Below are records to transcribe exactly, without their pictures.

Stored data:
····················

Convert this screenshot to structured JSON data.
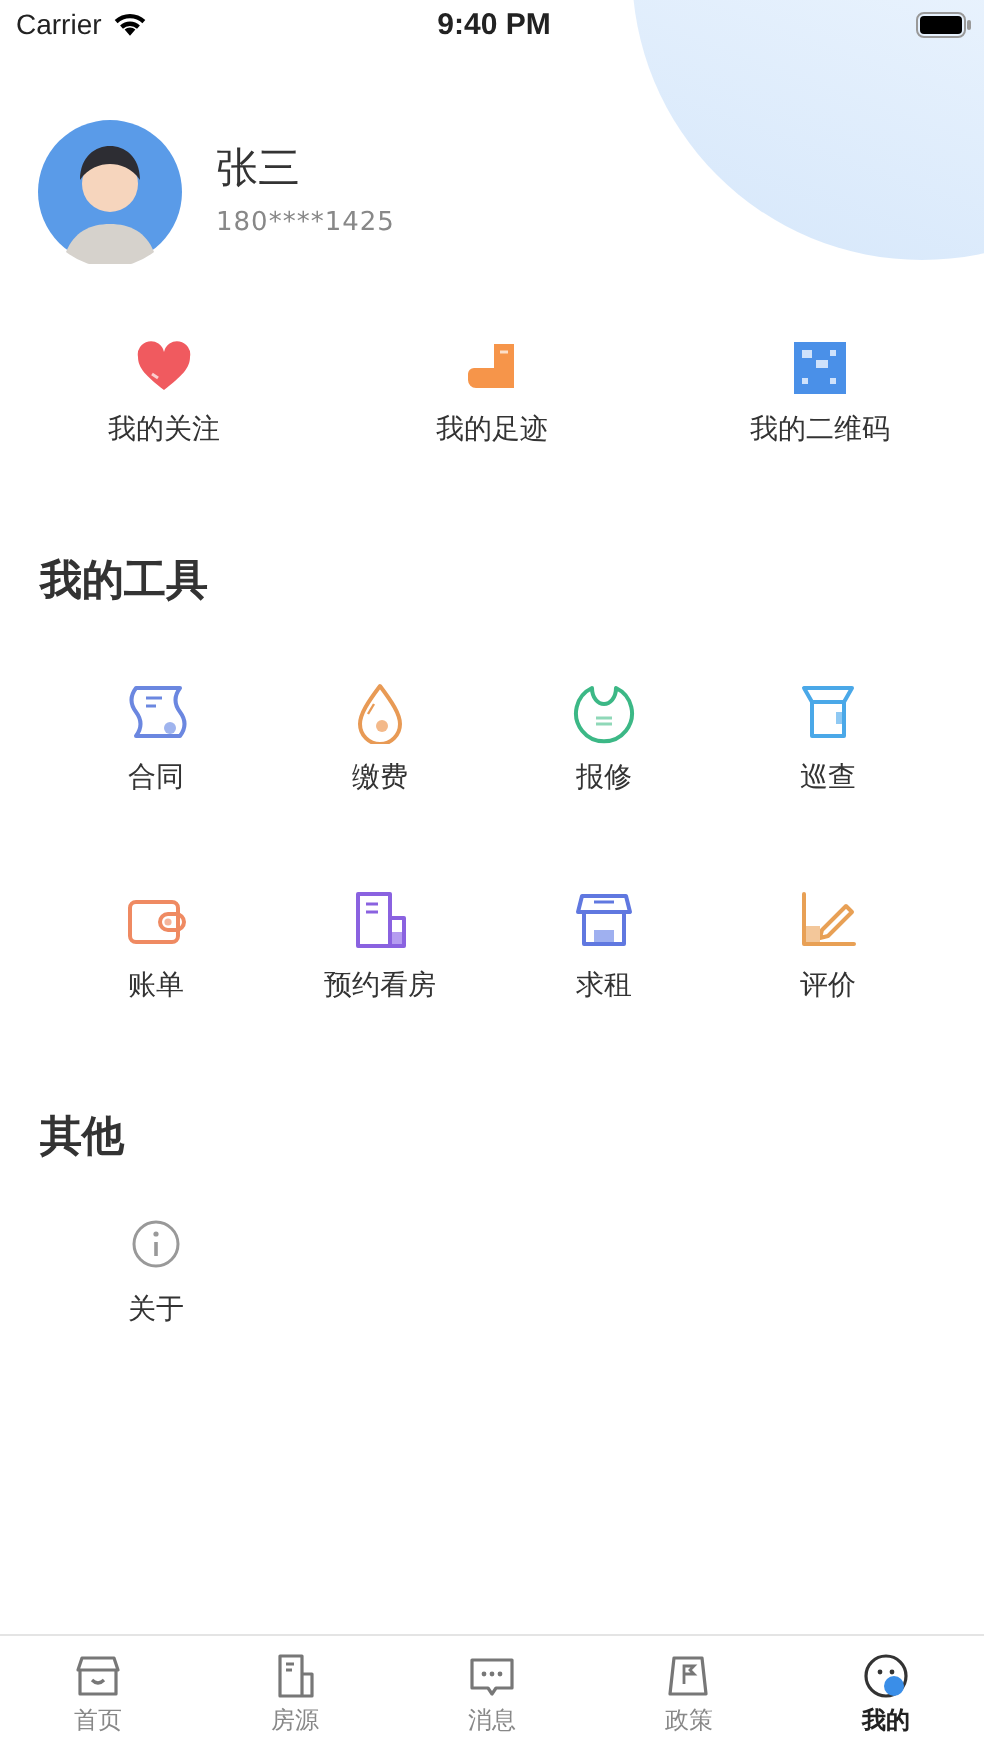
{
  "status_bar": {
    "carrier": "Carrier",
    "time": "9:40 PM"
  },
  "profile": {
    "name": "张三",
    "phone": "180****1425"
  },
  "shortcuts": [
    {
      "label": "我的关注"
    },
    {
      "label": "我的足迹"
    },
    {
      "label": "我的二维码"
    }
  ],
  "tools": {
    "title": "我的工具",
    "items": [
      {
        "label": "合同"
      },
      {
        "label": "缴费"
      },
      {
        "label": "报修"
      },
      {
        "label": "巡查"
      },
      {
        "label": "账单"
      },
      {
        "label": "预约看房"
      },
      {
        "label": "求租"
      },
      {
        "label": "评价"
      }
    ]
  },
  "other": {
    "title": "其他",
    "items": [
      {
        "label": "关于"
      }
    ]
  },
  "tab_bar": [
    {
      "label": "首页",
      "selected": false
    },
    {
      "label": "房源",
      "selected": false
    },
    {
      "label": "消息",
      "selected": false
    },
    {
      "label": "政策",
      "selected": false
    },
    {
      "label": "我的",
      "selected": true
    }
  ]
}
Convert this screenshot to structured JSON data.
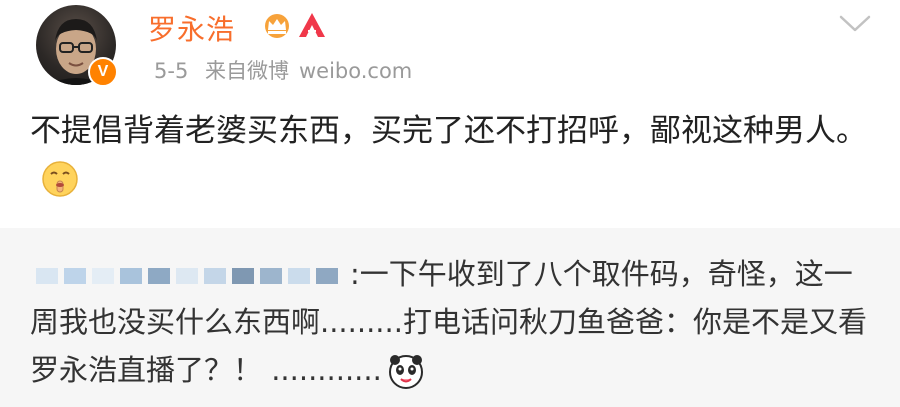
{
  "post": {
    "user_name": "罗永浩",
    "date": "5-5",
    "source": "来自微博",
    "source_site": "weibo.com",
    "verified_mark": "V",
    "text": "不提倡背着老婆买东西，买完了还不打招呼，鄙视这种男人。"
  },
  "repost": {
    "text": ":一下午收到了八个取件码，奇怪，这一周我也没买什么东西啊.........打电话问秋刀鱼爸爸：你是不是又看罗永浩直播了？！ ............"
  },
  "colors": {
    "name_orange": "#f86e2c",
    "badge_orange": "#ff8200",
    "meta_gray": "#9a9a9a",
    "repost_bg": "#f6f6f6"
  },
  "icons": {
    "crown": "crown-icon",
    "brand": "a-icon",
    "dropdown": "chevron-down-icon",
    "post_emoji": "shush-emoji-icon",
    "repost_emoji": "panda-emoji-icon"
  }
}
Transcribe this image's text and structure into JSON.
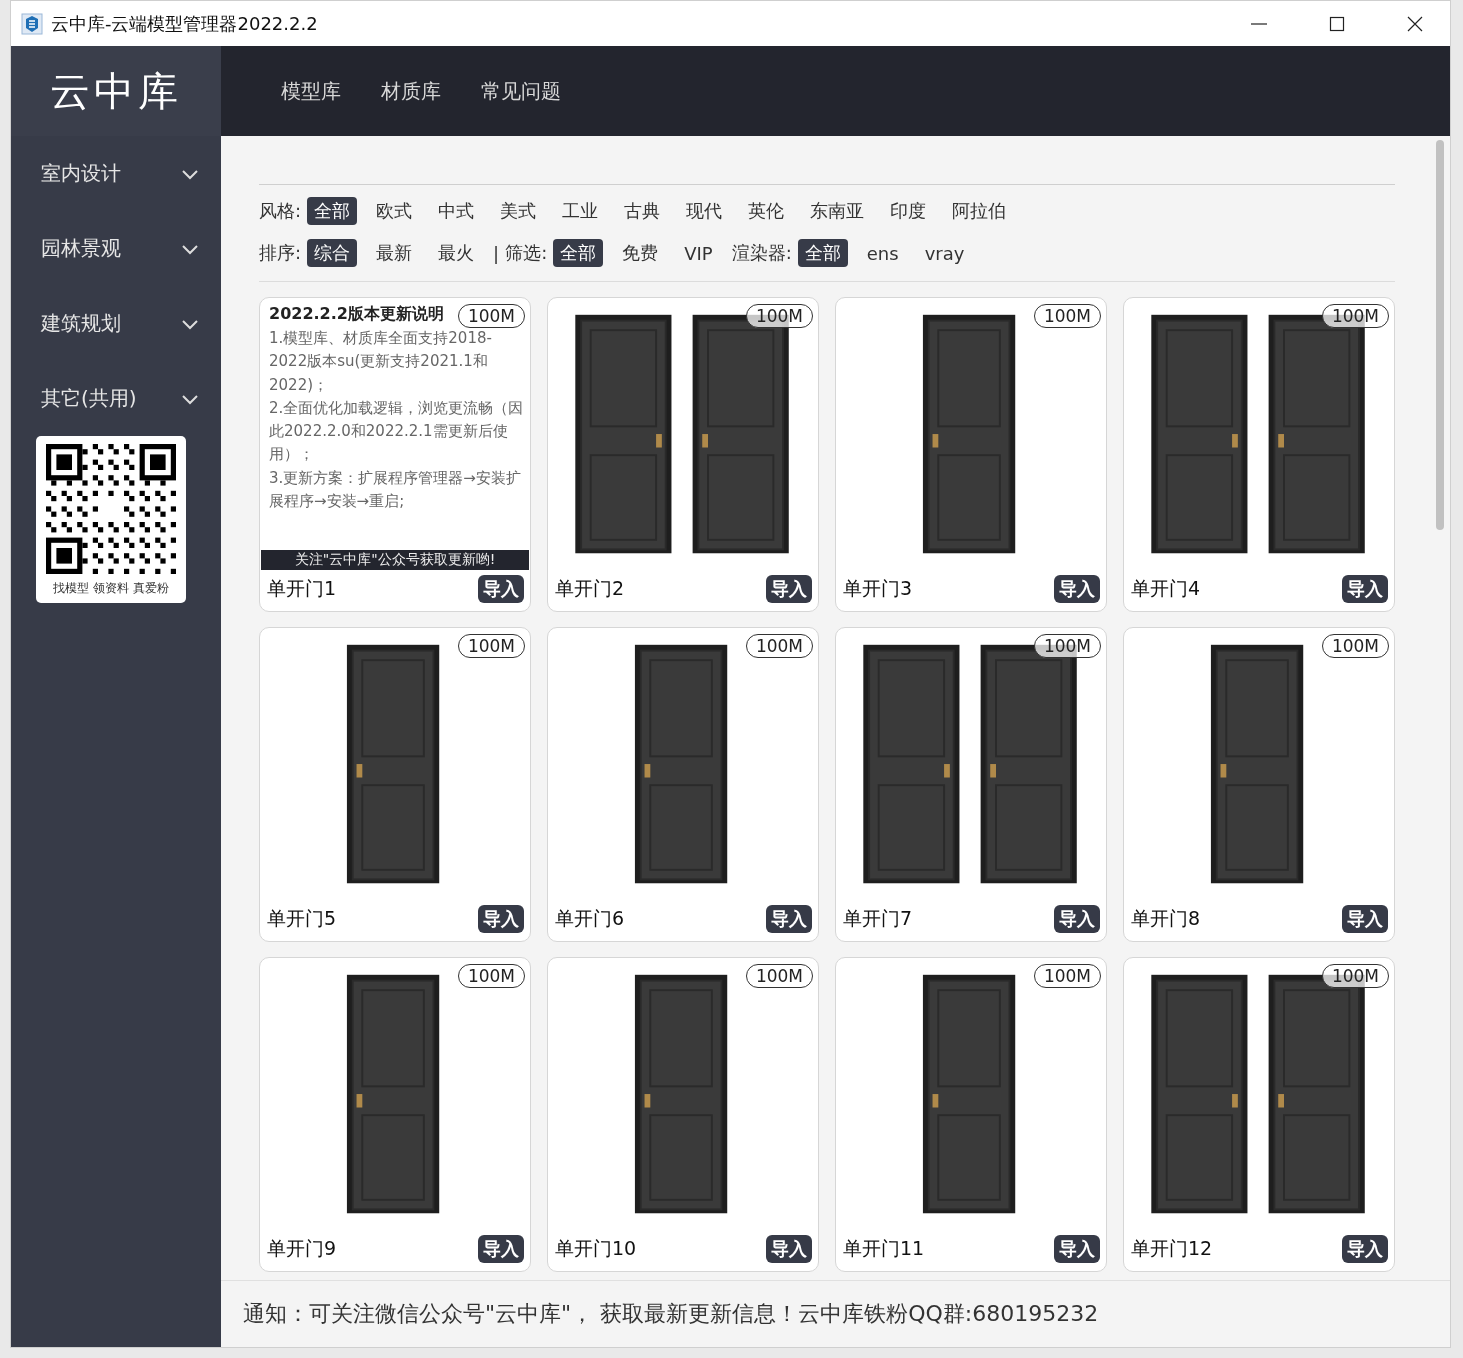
{
  "window": {
    "title": "云中库-云端模型管理器2022.2.2"
  },
  "sidebar": {
    "logo": "云中库",
    "items": [
      {
        "label": "室内设计",
        "expanded": false
      },
      {
        "label": "园林景观",
        "expanded": false
      },
      {
        "label": "建筑规划",
        "expanded": false
      },
      {
        "label": "其它(共用)",
        "expanded": false
      }
    ],
    "qr_caption": "找模型 领资料 真爱粉"
  },
  "nav": {
    "tabs": [
      {
        "label": "模型库",
        "selected": false
      },
      {
        "label": "材质库",
        "selected": false
      },
      {
        "label": "常见问题",
        "selected": false
      }
    ]
  },
  "filters": {
    "style": {
      "label": "风格:",
      "options": [
        {
          "label": "全部",
          "selected": true
        },
        {
          "label": "欧式",
          "selected": false
        },
        {
          "label": "中式",
          "selected": false
        },
        {
          "label": "美式",
          "selected": false
        },
        {
          "label": "工业",
          "selected": false
        },
        {
          "label": "古典",
          "selected": false
        },
        {
          "label": "现代",
          "selected": false
        },
        {
          "label": "英伦",
          "selected": false
        },
        {
          "label": "东南亚",
          "selected": false
        },
        {
          "label": "印度",
          "selected": false
        },
        {
          "label": "阿拉伯",
          "selected": false
        }
      ]
    },
    "sort": {
      "label": "排序:",
      "options": [
        {
          "label": "综合",
          "selected": true
        },
        {
          "label": "最新",
          "selected": false
        },
        {
          "label": "最火",
          "selected": false
        }
      ]
    },
    "separator": "|",
    "filter": {
      "label": "筛选:",
      "options": [
        {
          "label": "全部",
          "selected": true
        },
        {
          "label": "免费",
          "selected": false
        },
        {
          "label": "VIP",
          "selected": false
        }
      ]
    },
    "renderer": {
      "label": "渲染器:",
      "options": [
        {
          "label": "全部",
          "selected": true
        },
        {
          "label": "ens",
          "selected": false
        },
        {
          "label": "vray",
          "selected": false
        }
      ]
    }
  },
  "cards": [
    {
      "kind": "notice",
      "name": "单开门1",
      "size": "100M",
      "button": "导入",
      "notice": {
        "title": "2022.2.2版本更新说明",
        "paragraphs": [
          "1.模型库、材质库全面支持2018-2022版本su(更新支持2021.1和2022)；",
          "2.全面优化加载逻辑，浏览更流畅（因此2022.2.0和2022.2.1需更新后使用）；",
          "3.更新方案：扩展程序管理器→安装扩展程序→安装→重启;"
        ],
        "banner": "关注\"云中库\"公众号获取更新哟!"
      }
    },
    {
      "kind": "double",
      "name": "单开门2",
      "size": "100M",
      "button": "导入"
    },
    {
      "kind": "single",
      "name": "单开门3",
      "size": "100M",
      "button": "导入"
    },
    {
      "kind": "double",
      "name": "单开门4",
      "size": "100M",
      "button": "导入"
    },
    {
      "kind": "single",
      "name": "单开门5",
      "size": "100M",
      "button": "导入"
    },
    {
      "kind": "single",
      "name": "单开门6",
      "size": "100M",
      "button": "导入"
    },
    {
      "kind": "double",
      "name": "单开门7",
      "size": "100M",
      "button": "导入"
    },
    {
      "kind": "single",
      "name": "单开门8",
      "size": "100M",
      "button": "导入"
    },
    {
      "kind": "single",
      "name": "单开门9",
      "size": "100M",
      "button": "导入"
    },
    {
      "kind": "single",
      "name": "单开门10",
      "size": "100M",
      "button": "导入"
    },
    {
      "kind": "single",
      "name": "单开门11",
      "size": "100M",
      "button": "导入"
    },
    {
      "kind": "double",
      "name": "单开门12",
      "size": "100M",
      "button": "导入"
    }
  ],
  "status_bar": "通知：可关注微信公众号\"云中库\"， 获取最新更新信息！云中库铁粉QQ群:680195232"
}
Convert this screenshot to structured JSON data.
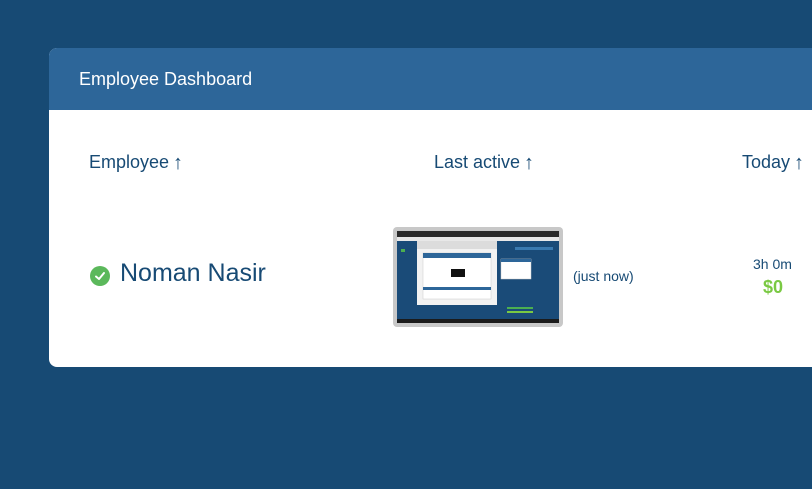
{
  "header": {
    "title": "Employee Dashboard"
  },
  "columns": {
    "employee": "Employee",
    "last_active": "Last active",
    "today": "Today",
    "sort_arrow": "↑"
  },
  "rows": [
    {
      "name": "Noman Nasir",
      "status": "online",
      "last_active": "(just now)",
      "today_hours": "3h 0m",
      "today_amount": "$0"
    }
  ],
  "colors": {
    "background": "#174a74",
    "header": "#2d6699",
    "text": "#174a74",
    "status_ok": "#5bb85b",
    "amount": "#7ac943"
  }
}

····················

Written solution:
Convert this screenshot to structured JSON data.
{
  "status_bar": {
    "carrier": "Carrier",
    "time": "9:40 PM"
  },
  "profile": {
    "name": "张三",
    "phone": "180****1425"
  },
  "shortcuts": [
    {
      "label": "我的关注"
    },
    {
      "label": "我的足迹"
    },
    {
      "label": "我的二维码"
    }
  ],
  "tools": {
    "title": "我的工具",
    "items": [
      {
        "label": "合同"
      },
      {
        "label": "缴费"
      },
      {
        "label": "报修"
      },
      {
        "label": "巡查"
      },
      {
        "label": "账单"
      },
      {
        "label": "预约看房"
      },
      {
        "label": "求租"
      },
      {
        "label": "评价"
      }
    ]
  },
  "other": {
    "title": "其他",
    "items": [
      {
        "label": "关于"
      }
    ]
  },
  "tab_bar": [
    {
      "label": "首页",
      "selected": false
    },
    {
      "label": "房源",
      "selected": false
    },
    {
      "label": "消息",
      "selected": false
    },
    {
      "label": "政策",
      "selected": false
    },
    {
      "label": "我的",
      "selected": true
    }
  ]
}
Convert this screenshot to structured JSON data.
{
  "post": {
    "user_name": "罗永浩",
    "date": "5-5",
    "source": "来自微博",
    "source_site": "weibo.com",
    "verified_mark": "V",
    "text": "不提倡背着老婆买东西，买完了还不打招呼，鄙视这种男人。"
  },
  "repost": {
    "text": ":一下午收到了八个取件码，奇怪，这一周我也没买什么东西啊.........打电话问秋刀鱼爸爸：你是不是又看罗永浩直播了？！ ............"
  },
  "colors": {
    "name_orange": "#f86e2c",
    "badge_orange": "#ff8200",
    "meta_gray": "#9a9a9a",
    "repost_bg": "#f6f6f6"
  },
  "icons": {
    "crown": "crown-icon",
    "brand": "a-icon",
    "dropdown": "chevron-down-icon",
    "post_emoji": "shush-emoji-icon",
    "repost_emoji": "panda-emoji-icon"
  }
}
Transcribe this image's text and structure into JSON.
{
  "window": {
    "title": "云中库-云端模型管理器2022.2.2"
  },
  "sidebar": {
    "logo": "云中库",
    "items": [
      {
        "label": "室内设计",
        "expanded": false
      },
      {
        "label": "园林景观",
        "expanded": false
      },
      {
        "label": "建筑规划",
        "expanded": false
      },
      {
        "label": "其它(共用)",
        "expanded": false
      }
    ],
    "qr_caption": "找模型 领资料 真爱粉"
  },
  "nav": {
    "tabs": [
      {
        "label": "模型库",
        "selected": false
      },
      {
        "label": "材质库",
        "selected": false
      },
      {
        "label": "常见问题",
        "selected": false
      }
    ]
  },
  "filters": {
    "style": {
      "label": "风格:",
      "options": [
        {
          "label": "全部",
          "selected": true
        },
        {
          "label": "欧式",
          "selected": false
        },
        {
          "label": "中式",
          "selected": false
        },
        {
          "label": "美式",
          "selected": false
        },
        {
          "label": "工业",
          "selected": false
        },
        {
          "label": "古典",
          "selected": false
        },
        {
          "label": "现代",
          "selected": false
        },
        {
          "label": "英伦",
          "selected": false
        },
        {
          "label": "东南亚",
          "selected": false
        },
        {
          "label": "印度",
          "selected": false
        },
        {
          "label": "阿拉伯",
          "selected": false
        }
      ]
    },
    "sort": {
      "label": "排序:",
      "options": [
        {
          "label": "综合",
          "selected": true
        },
        {
          "label": "最新",
          "selected": false
        },
        {
          "label": "最火",
          "selected": false
        }
      ]
    },
    "separator": "|",
    "filter": {
      "label": "筛选:",
      "options": [
        {
          "label": "全部",
          "selected": true
        },
        {
          "label": "免费",
          "selected": false
        },
        {
          "label": "VIP",
          "selected": false
        }
      ]
    },
    "renderer": {
      "label": "渲染器:",
      "options": [
        {
          "label": "全部",
          "selected": true
        },
        {
          "label": "ens",
          "selected": false
        },
        {
          "label": "vray",
          "selected": false
        }
      ]
    }
  },
  "cards": [
    {
      "kind": "notice",
      "name": "单开门1",
      "size": "100M",
      "button": "导入",
      "notice": {
        "title": "2022.2.2版本更新说明",
        "paragraphs": [
          "1.模型库、材质库全面支持2018-2022版本su(更新支持2021.1和2022)；",
          "2.全面优化加载逻辑，浏览更流畅（因此2022.2.0和2022.2.1需更新后使用）；",
          "3.更新方案：扩展程序管理器→安装扩展程序→安装→重启;"
        ],
        "banner": "关注\"云中库\"公众号获取更新哟!"
      }
    },
    {
      "kind": "double",
      "name": "单开门2",
      "size": "100M",
      "button": "导入"
    },
    {
      "kind": "single",
      "name": "单开门3",
      "size": "100M",
      "button": "导入"
    },
    {
      "kind": "double",
      "name": "单开门4",
      "size": "100M",
      "button": "导入"
    },
    {
      "kind": "single",
      "name": "单开门5",
      "size": "100M",
      "button": "导入"
    },
    {
      "kind": "single",
      "name": "单开门6",
      "size": "100M",
      "button": "导入"
    },
    {
      "kind": "double",
      "name": "单开门7",
      "size": "100M",
      "button": "导入"
    },
    {
      "kind": "single",
      "name": "单开门8",
      "size": "100M",
      "button": "导入"
    },
    {
      "kind": "single",
      "name": "单开门9",
      "size": "100M",
      "button": "导入"
    },
    {
      "kind": "single",
      "name": "单开门10",
      "size": "100M",
      "button": "导入"
    },
    {
      "kind": "single",
      "name": "单开门11",
      "size": "100M",
      "button": "导入"
    },
    {
      "kind": "double",
      "name": "单开门12",
      "size": "100M",
      "button": "导入"
    }
  ],
  "status_bar": "通知：可关注微信公众号\"云中库\"， 获取最新更新信息！云中库铁粉QQ群:680195232"
}
Convert this screenshot to structured JSON data.
{
  "header": {
    "title": "Employee Dashboard"
  },
  "columns": {
    "employee": "Employee",
    "last_active": "Last active",
    "today": "Today",
    "sort_arrow": "↑"
  },
  "rows": [
    {
      "name": "Noman Nasir",
      "status": "online",
      "last_active": "(just now)",
      "today_hours": "3h 0m",
      "today_amount": "$0"
    }
  ],
  "colors": {
    "background": "#174a74",
    "header": "#2d6699",
    "text": "#174a74",
    "status_ok": "#5bb85b",
    "amount": "#7ac943"
  }
}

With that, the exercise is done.